Reprenez mot pour mot, dans le texte ci-dessous sur Obama et le monde musulman, tout le passage qui va de « Obama et le » jusqu'à « 4 juin 2009. ».

_Texte fourni_
————————

Obama et le monde musulman

Le discours d’Obama au Caire constitue, sans aucun doute, un tournant décisif dans les relations entre les Etats-Unis d’Amérique et le Monde musulman.

Au-delà du charisme d’Obama, de son éloquence indubitable et de cette sensation de sincérité profonde qui émane de lui et qui fait défaut à la majorité des politiciens de cette envergure, c’est à un Obama débordant de spiritualité et d’humanisme que nous avons eu affaire ce jeudi 4 juin 2009.

Il faudrait savoir reconnaître, de prime abord, que ce discours s’inscrit en rupture avec tous les autres discours provenant des leaders américains et européens mais aussi et surtout de son prédécesseur G. W. Bush.  Dans son discours du Caire,  Obama a précisé avoir  décidé de tourner une page de l’histoire marquée par la vision binaire et le rejet de l’Autre et a proposé un  nouveau départ  quant aux relations entre l’Occident et le Monde musulman.

Ce discours est donc indéniablement historique.

D’abord parce qu’il déconstruit complètement la trop notoire théorie du « choc des civilisations » , qui, doit-on le rappeler,  n’est pas restée  de l’ordre de la théorie mais a bel et  bien était concrétisée sur le terrain par la politique de l’ancienne administration Bush. Ensuite, sur le plan politique, il contraste avec tous les autres discours, tenus jusqu’à présent sur ce thème,  et  où la langue de bois  voire parfois le  mépris  et l’arrogance culturelle ont toujours été de mise.

————————

Données de segmentation de page:
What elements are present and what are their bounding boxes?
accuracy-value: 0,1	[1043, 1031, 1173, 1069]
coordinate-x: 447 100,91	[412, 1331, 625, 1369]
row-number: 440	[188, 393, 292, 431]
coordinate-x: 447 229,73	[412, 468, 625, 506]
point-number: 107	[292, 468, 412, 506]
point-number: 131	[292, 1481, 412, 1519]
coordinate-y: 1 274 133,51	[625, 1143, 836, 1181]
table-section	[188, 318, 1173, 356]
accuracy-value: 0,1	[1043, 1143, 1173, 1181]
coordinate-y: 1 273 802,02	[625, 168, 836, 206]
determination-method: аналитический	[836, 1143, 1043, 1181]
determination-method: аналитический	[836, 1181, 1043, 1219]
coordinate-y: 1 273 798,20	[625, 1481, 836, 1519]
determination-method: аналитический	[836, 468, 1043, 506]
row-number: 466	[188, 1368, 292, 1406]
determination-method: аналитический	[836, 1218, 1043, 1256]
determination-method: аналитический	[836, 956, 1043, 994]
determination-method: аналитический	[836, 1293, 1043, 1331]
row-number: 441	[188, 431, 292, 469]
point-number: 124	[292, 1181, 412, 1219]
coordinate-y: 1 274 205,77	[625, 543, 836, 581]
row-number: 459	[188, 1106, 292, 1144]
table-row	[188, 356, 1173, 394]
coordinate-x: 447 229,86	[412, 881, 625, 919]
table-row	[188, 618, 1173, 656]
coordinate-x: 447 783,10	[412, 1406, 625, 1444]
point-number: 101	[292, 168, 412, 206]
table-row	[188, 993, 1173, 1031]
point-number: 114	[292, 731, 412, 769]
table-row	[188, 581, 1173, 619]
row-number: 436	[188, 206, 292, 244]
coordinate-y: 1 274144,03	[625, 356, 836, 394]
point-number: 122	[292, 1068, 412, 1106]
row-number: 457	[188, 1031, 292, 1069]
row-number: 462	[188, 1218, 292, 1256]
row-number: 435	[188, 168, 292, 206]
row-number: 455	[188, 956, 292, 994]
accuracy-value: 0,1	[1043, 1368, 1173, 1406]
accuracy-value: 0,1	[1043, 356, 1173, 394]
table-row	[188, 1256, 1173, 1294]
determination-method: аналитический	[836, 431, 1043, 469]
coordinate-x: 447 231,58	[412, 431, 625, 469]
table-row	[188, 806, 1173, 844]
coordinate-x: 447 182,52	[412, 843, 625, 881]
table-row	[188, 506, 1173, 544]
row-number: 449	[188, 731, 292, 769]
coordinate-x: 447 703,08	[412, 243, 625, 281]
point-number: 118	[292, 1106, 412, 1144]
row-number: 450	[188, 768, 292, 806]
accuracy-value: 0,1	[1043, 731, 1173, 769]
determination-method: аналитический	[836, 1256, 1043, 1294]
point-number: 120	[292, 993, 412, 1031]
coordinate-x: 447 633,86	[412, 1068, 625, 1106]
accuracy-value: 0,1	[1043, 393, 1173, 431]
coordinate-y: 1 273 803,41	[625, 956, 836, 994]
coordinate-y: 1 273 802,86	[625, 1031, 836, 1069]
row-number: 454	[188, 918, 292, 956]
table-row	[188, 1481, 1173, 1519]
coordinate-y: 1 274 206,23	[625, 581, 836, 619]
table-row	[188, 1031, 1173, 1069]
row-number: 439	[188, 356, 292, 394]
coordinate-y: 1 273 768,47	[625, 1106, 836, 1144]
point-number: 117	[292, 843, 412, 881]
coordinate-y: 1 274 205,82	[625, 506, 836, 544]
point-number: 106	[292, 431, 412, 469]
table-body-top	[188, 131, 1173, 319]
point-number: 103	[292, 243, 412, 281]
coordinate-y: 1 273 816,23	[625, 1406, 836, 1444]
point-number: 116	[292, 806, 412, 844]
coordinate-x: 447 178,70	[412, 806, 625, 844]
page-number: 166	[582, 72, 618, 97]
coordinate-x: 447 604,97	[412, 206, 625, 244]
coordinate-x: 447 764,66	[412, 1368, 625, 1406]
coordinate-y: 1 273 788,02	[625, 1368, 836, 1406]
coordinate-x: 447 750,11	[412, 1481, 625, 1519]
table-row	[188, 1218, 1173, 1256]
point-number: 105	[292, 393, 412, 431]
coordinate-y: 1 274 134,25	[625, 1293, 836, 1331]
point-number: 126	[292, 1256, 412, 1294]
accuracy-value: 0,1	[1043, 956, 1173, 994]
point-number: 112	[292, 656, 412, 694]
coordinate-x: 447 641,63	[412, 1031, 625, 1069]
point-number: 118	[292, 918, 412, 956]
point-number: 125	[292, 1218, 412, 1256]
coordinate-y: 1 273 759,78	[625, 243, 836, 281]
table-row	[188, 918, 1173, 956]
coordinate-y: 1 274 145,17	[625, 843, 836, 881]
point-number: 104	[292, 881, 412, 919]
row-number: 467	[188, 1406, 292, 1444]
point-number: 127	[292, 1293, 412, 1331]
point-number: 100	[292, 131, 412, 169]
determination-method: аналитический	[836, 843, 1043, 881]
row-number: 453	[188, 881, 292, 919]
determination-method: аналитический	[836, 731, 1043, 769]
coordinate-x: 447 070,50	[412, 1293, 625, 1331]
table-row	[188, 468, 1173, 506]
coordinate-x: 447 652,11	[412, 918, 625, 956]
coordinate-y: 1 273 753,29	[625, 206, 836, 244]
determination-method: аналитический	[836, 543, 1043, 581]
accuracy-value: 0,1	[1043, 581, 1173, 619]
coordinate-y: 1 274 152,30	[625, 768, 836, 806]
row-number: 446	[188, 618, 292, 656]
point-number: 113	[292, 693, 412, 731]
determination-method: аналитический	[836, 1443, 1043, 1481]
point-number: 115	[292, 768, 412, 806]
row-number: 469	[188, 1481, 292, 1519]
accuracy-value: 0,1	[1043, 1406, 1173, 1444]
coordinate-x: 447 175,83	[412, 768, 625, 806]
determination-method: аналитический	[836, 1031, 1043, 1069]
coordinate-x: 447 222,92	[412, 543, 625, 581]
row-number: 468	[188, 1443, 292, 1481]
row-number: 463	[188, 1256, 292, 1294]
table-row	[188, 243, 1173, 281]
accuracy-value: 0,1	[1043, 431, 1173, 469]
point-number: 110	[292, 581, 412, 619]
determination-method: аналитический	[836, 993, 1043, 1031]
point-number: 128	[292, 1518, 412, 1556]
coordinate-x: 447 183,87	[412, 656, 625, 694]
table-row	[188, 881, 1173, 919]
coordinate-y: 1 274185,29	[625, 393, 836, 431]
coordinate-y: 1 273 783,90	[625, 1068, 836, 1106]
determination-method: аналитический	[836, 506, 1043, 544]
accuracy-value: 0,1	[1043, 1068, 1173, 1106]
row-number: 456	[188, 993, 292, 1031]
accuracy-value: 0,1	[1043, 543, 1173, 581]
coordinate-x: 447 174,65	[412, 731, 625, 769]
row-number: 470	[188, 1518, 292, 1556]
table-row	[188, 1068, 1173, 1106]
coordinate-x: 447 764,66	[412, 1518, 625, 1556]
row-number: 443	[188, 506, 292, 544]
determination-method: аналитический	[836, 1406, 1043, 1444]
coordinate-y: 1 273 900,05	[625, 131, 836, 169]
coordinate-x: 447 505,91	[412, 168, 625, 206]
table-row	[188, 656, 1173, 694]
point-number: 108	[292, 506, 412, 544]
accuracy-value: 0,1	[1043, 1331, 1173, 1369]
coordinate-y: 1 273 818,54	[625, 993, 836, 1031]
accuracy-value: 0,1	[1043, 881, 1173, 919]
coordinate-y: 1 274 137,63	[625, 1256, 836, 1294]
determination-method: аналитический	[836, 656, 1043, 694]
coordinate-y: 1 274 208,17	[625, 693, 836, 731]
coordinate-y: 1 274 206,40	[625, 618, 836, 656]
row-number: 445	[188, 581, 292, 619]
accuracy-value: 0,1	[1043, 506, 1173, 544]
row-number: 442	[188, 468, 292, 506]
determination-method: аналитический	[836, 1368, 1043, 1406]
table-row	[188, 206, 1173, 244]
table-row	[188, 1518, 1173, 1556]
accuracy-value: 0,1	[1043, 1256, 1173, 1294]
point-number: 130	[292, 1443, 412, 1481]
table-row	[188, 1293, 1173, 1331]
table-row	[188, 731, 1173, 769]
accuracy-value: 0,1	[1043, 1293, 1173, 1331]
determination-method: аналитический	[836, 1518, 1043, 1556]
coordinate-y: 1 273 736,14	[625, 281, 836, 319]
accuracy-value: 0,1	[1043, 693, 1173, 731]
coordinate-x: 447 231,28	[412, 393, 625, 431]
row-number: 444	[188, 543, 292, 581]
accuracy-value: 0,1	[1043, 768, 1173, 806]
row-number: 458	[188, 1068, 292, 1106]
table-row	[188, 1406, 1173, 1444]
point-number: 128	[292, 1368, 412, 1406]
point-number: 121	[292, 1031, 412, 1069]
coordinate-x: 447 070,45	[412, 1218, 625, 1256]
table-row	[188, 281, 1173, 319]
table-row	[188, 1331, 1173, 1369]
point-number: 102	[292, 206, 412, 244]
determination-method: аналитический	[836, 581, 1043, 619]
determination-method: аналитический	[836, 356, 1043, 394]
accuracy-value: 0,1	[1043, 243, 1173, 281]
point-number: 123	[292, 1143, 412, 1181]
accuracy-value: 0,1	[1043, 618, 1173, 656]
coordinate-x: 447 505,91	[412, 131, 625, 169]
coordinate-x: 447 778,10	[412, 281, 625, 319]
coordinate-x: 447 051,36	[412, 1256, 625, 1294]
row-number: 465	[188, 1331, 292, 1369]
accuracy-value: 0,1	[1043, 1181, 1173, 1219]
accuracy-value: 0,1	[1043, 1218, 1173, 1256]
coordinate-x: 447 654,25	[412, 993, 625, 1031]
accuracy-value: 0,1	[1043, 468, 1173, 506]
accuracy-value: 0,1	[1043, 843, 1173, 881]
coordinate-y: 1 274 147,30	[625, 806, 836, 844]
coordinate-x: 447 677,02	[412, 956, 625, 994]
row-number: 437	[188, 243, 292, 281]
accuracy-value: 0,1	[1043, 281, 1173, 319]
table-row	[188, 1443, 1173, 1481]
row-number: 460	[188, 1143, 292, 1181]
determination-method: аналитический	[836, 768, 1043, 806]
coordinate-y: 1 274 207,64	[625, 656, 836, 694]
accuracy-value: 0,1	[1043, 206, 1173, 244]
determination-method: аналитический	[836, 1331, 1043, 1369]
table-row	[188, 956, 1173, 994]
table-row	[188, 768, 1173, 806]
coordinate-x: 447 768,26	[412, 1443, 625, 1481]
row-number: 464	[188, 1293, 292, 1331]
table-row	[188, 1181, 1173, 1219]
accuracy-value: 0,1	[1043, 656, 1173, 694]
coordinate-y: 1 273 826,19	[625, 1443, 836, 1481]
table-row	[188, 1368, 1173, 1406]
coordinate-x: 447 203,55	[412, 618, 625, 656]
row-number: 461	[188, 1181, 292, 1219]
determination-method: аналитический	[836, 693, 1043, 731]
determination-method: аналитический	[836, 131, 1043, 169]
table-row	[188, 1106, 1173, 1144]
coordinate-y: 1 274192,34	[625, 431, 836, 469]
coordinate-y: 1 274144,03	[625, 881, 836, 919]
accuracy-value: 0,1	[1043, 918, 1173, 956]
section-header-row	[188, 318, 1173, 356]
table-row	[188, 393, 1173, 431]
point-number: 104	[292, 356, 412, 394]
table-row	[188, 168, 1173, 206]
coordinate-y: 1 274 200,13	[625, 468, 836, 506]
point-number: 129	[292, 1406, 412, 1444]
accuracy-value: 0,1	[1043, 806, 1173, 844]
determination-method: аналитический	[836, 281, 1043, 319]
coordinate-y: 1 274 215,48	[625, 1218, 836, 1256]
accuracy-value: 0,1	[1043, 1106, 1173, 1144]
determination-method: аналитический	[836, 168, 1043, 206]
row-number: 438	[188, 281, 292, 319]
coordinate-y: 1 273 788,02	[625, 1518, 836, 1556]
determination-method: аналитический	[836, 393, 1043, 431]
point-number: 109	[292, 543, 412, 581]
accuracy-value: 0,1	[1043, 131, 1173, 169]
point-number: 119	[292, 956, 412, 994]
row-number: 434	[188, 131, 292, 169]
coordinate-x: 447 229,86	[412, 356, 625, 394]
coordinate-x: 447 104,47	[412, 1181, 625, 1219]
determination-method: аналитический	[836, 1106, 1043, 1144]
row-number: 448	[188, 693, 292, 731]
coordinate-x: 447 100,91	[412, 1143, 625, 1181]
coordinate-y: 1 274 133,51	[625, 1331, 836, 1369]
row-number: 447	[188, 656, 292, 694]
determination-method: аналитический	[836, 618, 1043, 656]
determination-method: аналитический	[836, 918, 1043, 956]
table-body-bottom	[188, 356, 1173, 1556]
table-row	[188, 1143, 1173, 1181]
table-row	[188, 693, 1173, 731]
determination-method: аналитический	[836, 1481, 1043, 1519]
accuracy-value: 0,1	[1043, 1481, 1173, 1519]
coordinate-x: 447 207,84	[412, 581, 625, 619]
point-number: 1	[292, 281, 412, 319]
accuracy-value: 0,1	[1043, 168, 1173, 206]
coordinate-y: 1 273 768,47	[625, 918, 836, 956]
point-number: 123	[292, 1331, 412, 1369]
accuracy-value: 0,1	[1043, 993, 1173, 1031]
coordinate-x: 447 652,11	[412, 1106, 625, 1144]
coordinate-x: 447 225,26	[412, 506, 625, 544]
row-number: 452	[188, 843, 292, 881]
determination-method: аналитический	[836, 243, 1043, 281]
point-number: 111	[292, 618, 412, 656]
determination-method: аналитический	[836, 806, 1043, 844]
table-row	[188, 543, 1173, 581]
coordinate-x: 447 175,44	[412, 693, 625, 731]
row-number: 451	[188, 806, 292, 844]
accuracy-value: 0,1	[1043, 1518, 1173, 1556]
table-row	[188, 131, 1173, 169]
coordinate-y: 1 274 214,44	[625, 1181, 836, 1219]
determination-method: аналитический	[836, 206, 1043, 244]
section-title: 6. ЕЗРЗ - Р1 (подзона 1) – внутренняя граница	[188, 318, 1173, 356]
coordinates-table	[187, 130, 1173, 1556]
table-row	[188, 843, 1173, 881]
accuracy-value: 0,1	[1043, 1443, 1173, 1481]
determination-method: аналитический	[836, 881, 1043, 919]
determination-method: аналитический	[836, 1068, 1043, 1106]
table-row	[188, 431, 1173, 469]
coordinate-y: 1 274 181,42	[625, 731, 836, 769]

————————

_Tâche accomplie_
Obama et le monde musulman

Le discours d’Obama au Caire constitue, sans aucun doute, un tournant décisif dans les relations entre les Etats-Unis d’Amérique et le Monde musulman.

Au-delà du charisme d’Obama, de son éloquence indubitable et de cette sensation de sincérité profonde qui émane de lui et qui fait défaut à la majorité des politiciens de cette envergure, c’est à un Obama débordant de spiritualité et d’humanisme que nous avons eu affaire ce jeudi 4 juin 2009.